──────── Data shown

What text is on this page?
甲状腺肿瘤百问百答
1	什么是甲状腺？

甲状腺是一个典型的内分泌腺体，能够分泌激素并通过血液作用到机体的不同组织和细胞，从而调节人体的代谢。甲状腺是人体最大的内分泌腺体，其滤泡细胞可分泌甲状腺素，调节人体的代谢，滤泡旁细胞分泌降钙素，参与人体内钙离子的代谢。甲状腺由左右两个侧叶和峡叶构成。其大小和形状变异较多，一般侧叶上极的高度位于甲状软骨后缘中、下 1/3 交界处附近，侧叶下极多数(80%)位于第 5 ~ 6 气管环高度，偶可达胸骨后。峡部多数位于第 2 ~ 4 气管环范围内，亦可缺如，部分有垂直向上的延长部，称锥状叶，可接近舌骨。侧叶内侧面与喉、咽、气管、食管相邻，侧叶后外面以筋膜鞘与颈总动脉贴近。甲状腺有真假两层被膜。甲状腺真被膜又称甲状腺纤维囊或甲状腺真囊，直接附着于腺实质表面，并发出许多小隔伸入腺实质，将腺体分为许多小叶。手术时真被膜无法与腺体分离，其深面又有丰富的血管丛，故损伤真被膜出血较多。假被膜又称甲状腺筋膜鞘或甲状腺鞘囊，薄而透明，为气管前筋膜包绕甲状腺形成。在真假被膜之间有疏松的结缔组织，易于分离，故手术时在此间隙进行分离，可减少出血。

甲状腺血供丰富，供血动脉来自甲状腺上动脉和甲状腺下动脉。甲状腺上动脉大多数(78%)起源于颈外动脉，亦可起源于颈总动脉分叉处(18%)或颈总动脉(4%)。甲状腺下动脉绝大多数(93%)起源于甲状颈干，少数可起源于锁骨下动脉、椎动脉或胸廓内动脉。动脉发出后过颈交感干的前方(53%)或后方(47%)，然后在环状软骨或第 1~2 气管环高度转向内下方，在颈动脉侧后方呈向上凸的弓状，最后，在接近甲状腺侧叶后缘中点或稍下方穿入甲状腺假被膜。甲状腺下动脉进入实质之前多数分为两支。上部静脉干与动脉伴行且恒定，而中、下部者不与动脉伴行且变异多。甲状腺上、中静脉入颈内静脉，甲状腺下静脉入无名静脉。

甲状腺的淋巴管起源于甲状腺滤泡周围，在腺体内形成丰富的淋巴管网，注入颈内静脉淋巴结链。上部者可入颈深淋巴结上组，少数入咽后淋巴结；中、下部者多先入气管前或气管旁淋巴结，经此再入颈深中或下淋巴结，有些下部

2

────────────────

What to work on
Print all the data exactly.

Exercise solution
What text is on this page?
甲状腺肿瘤百问百答
1	什么是甲状腺？

甲状腺是一个典型的内分泌腺体，能够分泌激素并通过血液作用到机体的不同组织和细胞，从而调节人体的代谢。甲状腺是人体最大的内分泌腺体，其滤泡细胞可分泌甲状腺素，调节人体的代谢，滤泡旁细胞分泌降钙素，参与人体内钙离子的代谢。甲状腺由左右两个侧叶和峡叶构成。其大小和形状变异较多，一般侧叶上极的高度位于甲状软骨后缘中、下 1/3 交界处附近，侧叶下极多数(80%)位于第 5 ~ 6 气管环高度，偶可达胸骨后。峡部多数位于第 2 ~ 4 气管环范围内，亦可缺如，部分有垂直向上的延长部，称锥状叶，可接近舌骨。侧叶内侧面与喉、咽、气管、食管相邻，侧叶后外面以筋膜鞘与颈总动脉贴近。甲状腺有真假两层被膜。甲状腺真被膜又称甲状腺纤维囊或甲状腺真囊，直接附着于腺实质表面，并发出许多小隔伸入腺实质，将腺体分为许多小叶。手术时真被膜无法与腺体分离，其深面又有丰富的血管丛，故损伤真被膜出血较多。假被膜又称甲状腺筋膜鞘或甲状腺鞘囊，薄而透明，为气管前筋膜包绕甲状腺形成。在真假被膜之间有疏松的结缔组织，易于分离，故手术时在此间隙进行分离，可减少出血。

甲状腺血供丰富，供血动脉来自甲状腺上动脉和甲状腺下动脉。甲状腺上动脉大多数(78%)起源于颈外动脉，亦可起源于颈总动脉分叉处(18%)或颈总动脉(4%)。甲状腺下动脉绝大多数(93%)起源于甲状颈干，少数可起源于锁骨下动脉、椎动脉或胸廓内动脉。动脉发出后过颈交感干的前方(53%)或后方(47%)，然后在环状软骨或第 1~2 气管环高度转向内下方，在颈动脉侧后方呈向上凸的弓状，最后，在接近甲状腺侧叶后缘中点或稍下方穿入甲状腺假被膜。甲状腺下动脉进入实质之前多数分为两支。上部静脉干与动脉伴行且恒定，而中、下部者不与动脉伴行且变异多。甲状腺上、中静脉入颈内静脉，甲状腺下静脉入无名静脉。

甲状腺的淋巴管起源于甲状腺滤泡周围，在腺体内形成丰富的淋巴管网，注入颈内静脉淋巴结链。上部者可入颈深淋巴结上组，少数入咽后淋巴结；中、下部者多先入气管前或气管旁淋巴结，经此再入颈深中或下淋巴结，有些下部

2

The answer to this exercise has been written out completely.